Task prompt ::
Return only the count of lines in which the word "redshift" appears.

Records ::
········

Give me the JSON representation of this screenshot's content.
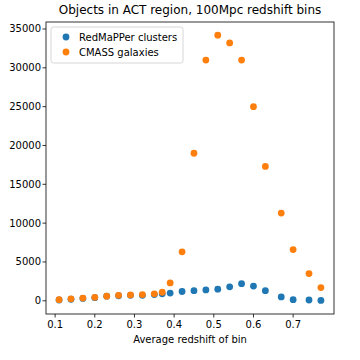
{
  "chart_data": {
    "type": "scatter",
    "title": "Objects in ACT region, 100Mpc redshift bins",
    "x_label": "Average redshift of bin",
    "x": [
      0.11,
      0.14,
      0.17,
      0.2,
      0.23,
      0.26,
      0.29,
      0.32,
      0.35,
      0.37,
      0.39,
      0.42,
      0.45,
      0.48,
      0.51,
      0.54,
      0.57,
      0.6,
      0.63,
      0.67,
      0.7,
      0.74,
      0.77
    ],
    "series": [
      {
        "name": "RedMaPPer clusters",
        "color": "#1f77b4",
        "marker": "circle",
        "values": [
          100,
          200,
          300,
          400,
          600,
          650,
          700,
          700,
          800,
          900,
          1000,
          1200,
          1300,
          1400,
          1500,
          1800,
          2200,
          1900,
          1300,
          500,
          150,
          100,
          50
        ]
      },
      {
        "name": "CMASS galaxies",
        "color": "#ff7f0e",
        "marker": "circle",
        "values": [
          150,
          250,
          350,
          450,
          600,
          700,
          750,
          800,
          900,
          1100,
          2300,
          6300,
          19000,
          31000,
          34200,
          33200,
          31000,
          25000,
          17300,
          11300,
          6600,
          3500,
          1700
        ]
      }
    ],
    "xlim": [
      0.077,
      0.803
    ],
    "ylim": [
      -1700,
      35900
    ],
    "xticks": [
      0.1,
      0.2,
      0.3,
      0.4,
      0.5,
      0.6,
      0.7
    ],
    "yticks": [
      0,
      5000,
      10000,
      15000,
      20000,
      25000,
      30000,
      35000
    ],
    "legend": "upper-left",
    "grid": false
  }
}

········

Written answer ::
2